[Extracted records]

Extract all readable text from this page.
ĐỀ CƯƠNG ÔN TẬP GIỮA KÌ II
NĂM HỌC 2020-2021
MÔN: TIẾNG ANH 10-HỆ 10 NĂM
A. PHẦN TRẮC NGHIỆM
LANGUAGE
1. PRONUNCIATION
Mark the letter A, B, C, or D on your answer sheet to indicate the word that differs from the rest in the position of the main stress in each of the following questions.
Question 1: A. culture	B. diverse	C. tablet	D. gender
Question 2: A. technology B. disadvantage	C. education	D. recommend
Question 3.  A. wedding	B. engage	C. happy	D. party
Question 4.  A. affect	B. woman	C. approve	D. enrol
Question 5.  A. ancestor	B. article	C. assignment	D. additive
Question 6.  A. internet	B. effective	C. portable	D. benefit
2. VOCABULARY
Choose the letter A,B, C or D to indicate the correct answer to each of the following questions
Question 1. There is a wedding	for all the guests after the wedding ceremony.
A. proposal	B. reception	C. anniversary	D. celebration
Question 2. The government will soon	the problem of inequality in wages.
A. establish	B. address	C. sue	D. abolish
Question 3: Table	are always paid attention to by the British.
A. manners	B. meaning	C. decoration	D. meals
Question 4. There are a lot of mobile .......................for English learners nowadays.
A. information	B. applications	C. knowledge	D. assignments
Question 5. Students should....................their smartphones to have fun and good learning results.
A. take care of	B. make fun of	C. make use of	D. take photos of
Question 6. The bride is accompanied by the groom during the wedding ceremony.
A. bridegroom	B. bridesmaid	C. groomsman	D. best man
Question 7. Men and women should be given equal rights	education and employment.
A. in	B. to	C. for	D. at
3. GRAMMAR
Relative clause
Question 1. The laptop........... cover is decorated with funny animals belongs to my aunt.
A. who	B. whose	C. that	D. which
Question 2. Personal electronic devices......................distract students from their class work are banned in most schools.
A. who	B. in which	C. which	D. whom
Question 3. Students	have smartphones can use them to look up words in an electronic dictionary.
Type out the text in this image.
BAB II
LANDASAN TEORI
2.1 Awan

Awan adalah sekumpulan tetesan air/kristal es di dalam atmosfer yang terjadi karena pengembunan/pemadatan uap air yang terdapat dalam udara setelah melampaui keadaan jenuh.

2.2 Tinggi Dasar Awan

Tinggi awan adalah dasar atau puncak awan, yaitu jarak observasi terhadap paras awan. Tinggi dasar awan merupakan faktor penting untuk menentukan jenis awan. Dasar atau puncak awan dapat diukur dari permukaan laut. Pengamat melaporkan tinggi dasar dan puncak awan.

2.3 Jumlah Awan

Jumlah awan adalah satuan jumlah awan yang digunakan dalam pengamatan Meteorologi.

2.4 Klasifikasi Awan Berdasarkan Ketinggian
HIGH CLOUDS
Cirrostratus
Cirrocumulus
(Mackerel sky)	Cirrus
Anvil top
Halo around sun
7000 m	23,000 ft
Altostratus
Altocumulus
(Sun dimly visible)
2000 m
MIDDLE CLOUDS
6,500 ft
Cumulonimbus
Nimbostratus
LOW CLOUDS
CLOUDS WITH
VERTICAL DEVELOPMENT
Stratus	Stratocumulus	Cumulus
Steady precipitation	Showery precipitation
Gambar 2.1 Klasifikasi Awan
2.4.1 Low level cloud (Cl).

#### Instruction:
Every record above must be duplicated exactly.

#### Complete answer:
Extract all readable text from this page.
ĐỀ CƯƠNG ÔN TẬP GIỮA KÌ II
NĂM HỌC 2020-2021
MÔN: TIẾNG ANH 10-HỆ 10 NĂM
A. PHẦN TRẮC NGHIỆM
LANGUAGE
1. PRONUNCIATION
Mark the letter A, B, C, or D on your answer sheet to indicate the word that differs from the rest in the position of the main stress in each of the following questions.
Question 1: A. culture	B. diverse	C. tablet	D. gender
Question 2: A. technology B. disadvantage	C. education	D. recommend
Question 3.  A. wedding	B. engage	C. happy	D. party
Question 4.  A. affect	B. woman	C. approve	D. enrol
Question 5.  A. ancestor	B. article	C. assignment	D. additive
Question 6.  A. internet	B. effective	C. portable	D. benefit
2. VOCABULARY
Choose the letter A,B, C or D to indicate the correct answer to each of the following questions
Question 1. There is a wedding	for all the guests after the wedding ceremony.
A. proposal	B. reception	C. anniversary	D. celebration
Question 2. The government will soon	the problem of inequality in wages.
A. establish	B. address	C. sue	D. abolish
Question 3: Table	are always paid attention to by the British.
A. manners	B. meaning	C. decoration	D. meals
Question 4. There are a lot of mobile .......................for English learners nowadays.
A. information	B. applications	C. knowledge	D. assignments
Question 5. Students should....................their smartphones to have fun and good learning results.
A. take care of	B. make fun of	C. make use of	D. take photos of
Question 6. The bride is accompanied by the groom during the wedding ceremony.
A. bridegroom	B. bridesmaid	C. groomsman	D. best man
Question 7. Men and women should be given equal rights	education and employment.
A. in	B. to	C. for	D. at
3. GRAMMAR
Relative clause
Question 1. The laptop........... cover is decorated with funny animals belongs to my aunt.
A. who	B. whose	C. that	D. which
Question 2. Personal electronic devices......................distract students from their class work are banned in most schools.
A. who	B. in which	C. which	D. whom
Question 3. Students	have smartphones can use them to look up words in an electronic dictionary.
Type out the text in this image.
BAB II
LANDASAN TEORI
2.1 Awan

Awan adalah sekumpulan tetesan air/kristal es di dalam atmosfer yang terjadi karena pengembunan/pemadatan uap air yang terdapat dalam udara setelah melampaui keadaan jenuh.

2.2 Tinggi Dasar Awan

Tinggi awan adalah dasar atau puncak awan, yaitu jarak observasi terhadap paras awan. Tinggi dasar awan merupakan faktor penting untuk menentukan jenis awan. Dasar atau puncak awan dapat diukur dari permukaan laut. Pengamat melaporkan tinggi dasar dan puncak awan.

2.3 Jumlah Awan

Jumlah awan adalah satuan jumlah awan yang digunakan dalam pengamatan Meteorologi.

2.4 Klasifikasi Awan Berdasarkan Ketinggian
HIGH CLOUDS
Cirrostratus
Cirrocumulus
(Mackerel sky)	Cirrus
Anvil top
Halo around sun
7000 m	23,000 ft
Altostratus
Altocumulus
(Sun dimly visible)
2000 m
MIDDLE CLOUDS
6,500 ft
Cumulonimbus
Nimbostratus
LOW CLOUDS
CLOUDS WITH
VERTICAL DEVELOPMENT
Stratus	Stratocumulus	Cumulus
Steady precipitation	Showery precipitation
Gambar 2.1 Klasifikasi Awan
2.4.1 Low level cloud (Cl).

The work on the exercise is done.